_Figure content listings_
################

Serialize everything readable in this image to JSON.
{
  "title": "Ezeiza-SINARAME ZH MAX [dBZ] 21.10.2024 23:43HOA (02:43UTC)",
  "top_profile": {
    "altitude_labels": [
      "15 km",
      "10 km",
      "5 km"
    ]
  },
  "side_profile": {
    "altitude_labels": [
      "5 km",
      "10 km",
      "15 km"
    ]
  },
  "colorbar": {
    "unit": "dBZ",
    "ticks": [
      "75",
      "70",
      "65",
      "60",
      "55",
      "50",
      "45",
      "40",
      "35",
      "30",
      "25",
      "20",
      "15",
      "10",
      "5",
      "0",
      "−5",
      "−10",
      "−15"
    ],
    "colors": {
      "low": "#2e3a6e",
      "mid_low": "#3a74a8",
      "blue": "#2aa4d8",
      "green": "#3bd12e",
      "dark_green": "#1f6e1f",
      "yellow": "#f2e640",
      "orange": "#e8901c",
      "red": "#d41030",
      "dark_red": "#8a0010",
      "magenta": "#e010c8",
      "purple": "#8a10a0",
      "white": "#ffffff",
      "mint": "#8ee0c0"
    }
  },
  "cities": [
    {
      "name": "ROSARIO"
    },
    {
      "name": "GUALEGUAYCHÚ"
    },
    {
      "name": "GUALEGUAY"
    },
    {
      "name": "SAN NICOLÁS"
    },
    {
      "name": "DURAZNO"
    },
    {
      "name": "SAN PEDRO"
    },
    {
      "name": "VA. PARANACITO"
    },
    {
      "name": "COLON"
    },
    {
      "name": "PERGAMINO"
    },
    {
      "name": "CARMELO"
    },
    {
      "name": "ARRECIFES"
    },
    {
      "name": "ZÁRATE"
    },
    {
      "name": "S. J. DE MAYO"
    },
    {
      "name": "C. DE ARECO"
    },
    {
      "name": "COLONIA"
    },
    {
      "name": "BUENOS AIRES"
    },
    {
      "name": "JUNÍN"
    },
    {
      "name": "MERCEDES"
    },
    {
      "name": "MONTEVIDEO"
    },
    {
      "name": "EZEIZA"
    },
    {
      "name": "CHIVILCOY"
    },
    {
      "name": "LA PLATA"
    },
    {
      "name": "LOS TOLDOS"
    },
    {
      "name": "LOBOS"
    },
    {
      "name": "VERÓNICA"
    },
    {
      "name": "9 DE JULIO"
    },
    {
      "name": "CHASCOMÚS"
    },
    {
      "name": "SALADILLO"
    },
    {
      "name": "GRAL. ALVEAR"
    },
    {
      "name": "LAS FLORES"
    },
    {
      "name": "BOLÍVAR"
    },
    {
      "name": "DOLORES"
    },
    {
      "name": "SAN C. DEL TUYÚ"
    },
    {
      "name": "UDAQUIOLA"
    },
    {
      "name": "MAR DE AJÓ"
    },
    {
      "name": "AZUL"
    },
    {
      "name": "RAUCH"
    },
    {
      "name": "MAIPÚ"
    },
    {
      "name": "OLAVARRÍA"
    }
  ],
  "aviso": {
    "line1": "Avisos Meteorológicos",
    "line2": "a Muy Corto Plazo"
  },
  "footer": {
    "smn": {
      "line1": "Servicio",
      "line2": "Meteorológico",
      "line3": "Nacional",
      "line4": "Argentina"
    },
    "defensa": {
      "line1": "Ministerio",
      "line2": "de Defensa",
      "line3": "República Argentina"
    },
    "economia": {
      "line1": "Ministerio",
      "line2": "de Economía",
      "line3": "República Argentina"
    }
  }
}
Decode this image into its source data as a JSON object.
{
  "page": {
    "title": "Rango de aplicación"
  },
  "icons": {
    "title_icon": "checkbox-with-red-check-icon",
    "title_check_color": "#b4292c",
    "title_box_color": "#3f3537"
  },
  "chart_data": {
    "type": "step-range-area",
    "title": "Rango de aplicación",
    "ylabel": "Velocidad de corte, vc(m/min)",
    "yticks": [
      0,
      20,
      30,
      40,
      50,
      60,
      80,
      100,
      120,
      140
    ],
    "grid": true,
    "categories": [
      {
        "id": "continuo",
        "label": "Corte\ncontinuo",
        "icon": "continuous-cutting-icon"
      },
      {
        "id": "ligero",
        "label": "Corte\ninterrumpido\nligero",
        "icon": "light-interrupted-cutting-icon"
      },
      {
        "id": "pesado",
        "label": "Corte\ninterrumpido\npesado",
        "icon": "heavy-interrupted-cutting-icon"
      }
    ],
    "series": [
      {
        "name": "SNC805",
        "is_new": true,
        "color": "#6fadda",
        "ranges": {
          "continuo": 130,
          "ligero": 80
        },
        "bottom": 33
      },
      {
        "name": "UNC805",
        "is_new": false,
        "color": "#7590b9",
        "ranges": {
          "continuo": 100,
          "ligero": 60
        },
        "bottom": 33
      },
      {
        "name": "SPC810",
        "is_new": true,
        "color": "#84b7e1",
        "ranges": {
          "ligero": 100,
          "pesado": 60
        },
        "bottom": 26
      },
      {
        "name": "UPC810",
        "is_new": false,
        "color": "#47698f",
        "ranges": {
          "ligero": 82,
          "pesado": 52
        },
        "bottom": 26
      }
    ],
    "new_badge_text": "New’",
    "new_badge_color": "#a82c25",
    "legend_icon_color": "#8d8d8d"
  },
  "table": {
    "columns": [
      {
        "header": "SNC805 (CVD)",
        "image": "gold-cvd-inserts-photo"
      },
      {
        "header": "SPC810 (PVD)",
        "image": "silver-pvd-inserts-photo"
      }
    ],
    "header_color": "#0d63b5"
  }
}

################

_GIVEN REQUEST_
Copy, from the material above, each line in which the string "JSON" occurs.

_FINAL ANSWER_
Serialize everything readable in this image to JSON.
Decode this image into its source data as a JSON object.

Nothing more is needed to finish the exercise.